## What the task requires
Each line that holds the word "December" is to be identified and copied.

[Data excerpts]
^^^^^^^^

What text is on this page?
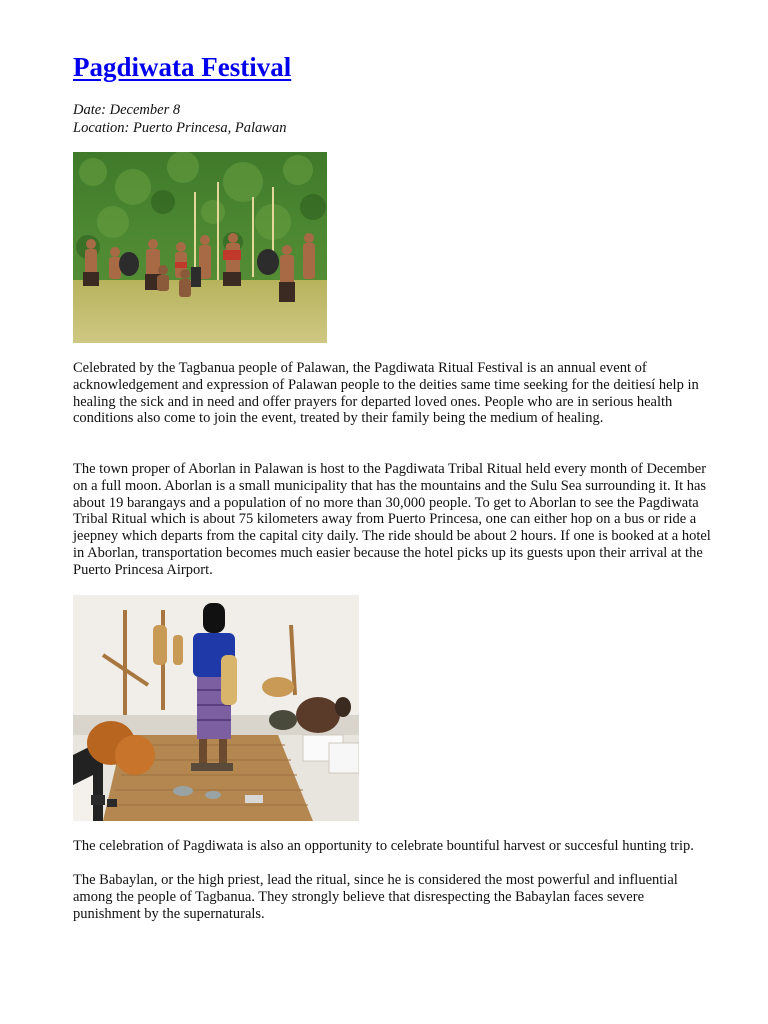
Pagdiwata Festival
Date: December 8
Location: Puerto Princesa, Palawan

Celebrated by the Tagbanua people of Palawan, the Pagdiwata Ritual Festival is an annual event of acknowledgement and expression of Palawan people to the deities same time seeking for the deitiesí help in healing the sick and in need and offer prayers for departed loved ones. People who are in serious health conditions also come to join the event, treated by their family being the medium of healing.

The town proper of Aborlan in Palawan is host to the Pagdiwata Tribal Ritual held every month of December on a full moon. Aborlan is a small municipality that has the mountains and the Sulu Sea surrounding it. It has about 19 barangays and a population of no more than 30,000 people. To get to Aborlan to see the Pagdiwata Tribal Ritual which is about 75 kilometers away from Puerto Princesa, one can either hop on a bus or ride a jeepney which departs from the capital city daily. The ride should be about 2 hours. If one is booked at a hotel in Aborlan, transportation becomes much easier because the hotel picks up its guests upon their arrival at the Puerto Princesa Airport.

The celebration of Pagdiwata is also an opportunity to celebrate bountiful harvest or succesful hunting trip.

The Babaylan, or the high priest, lead the ritual, since he is considered the most powerful and influential among the people of Tagbanua. They strongly believe that disrespecting the Babaylan faces severe punishment by the supernaturals.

^^^^^^^^

## Task answer
Date: December 8
The town proper of Aborlan in Palawan is host to the Pagdiwata Tribal Ritual held every month of December on a full moon. Aborlan is a small municipality that has the mountains and the Sulu Sea surrounding it. It has about 19 barangays and a population of no more than 30,000 people. To get to Aborlan to see the Pagdiwata Tribal Ritual which is about 75 kilometers away from Puerto Princesa, one can either hop on a bus or ride a jeepney which departs from the capital city daily. The ride should be about 2 hours. If one is booked at a hotel in Aborlan, transportation becomes much easier because the hotel picks up its guests upon their arrival at the Puerto Princesa Airport.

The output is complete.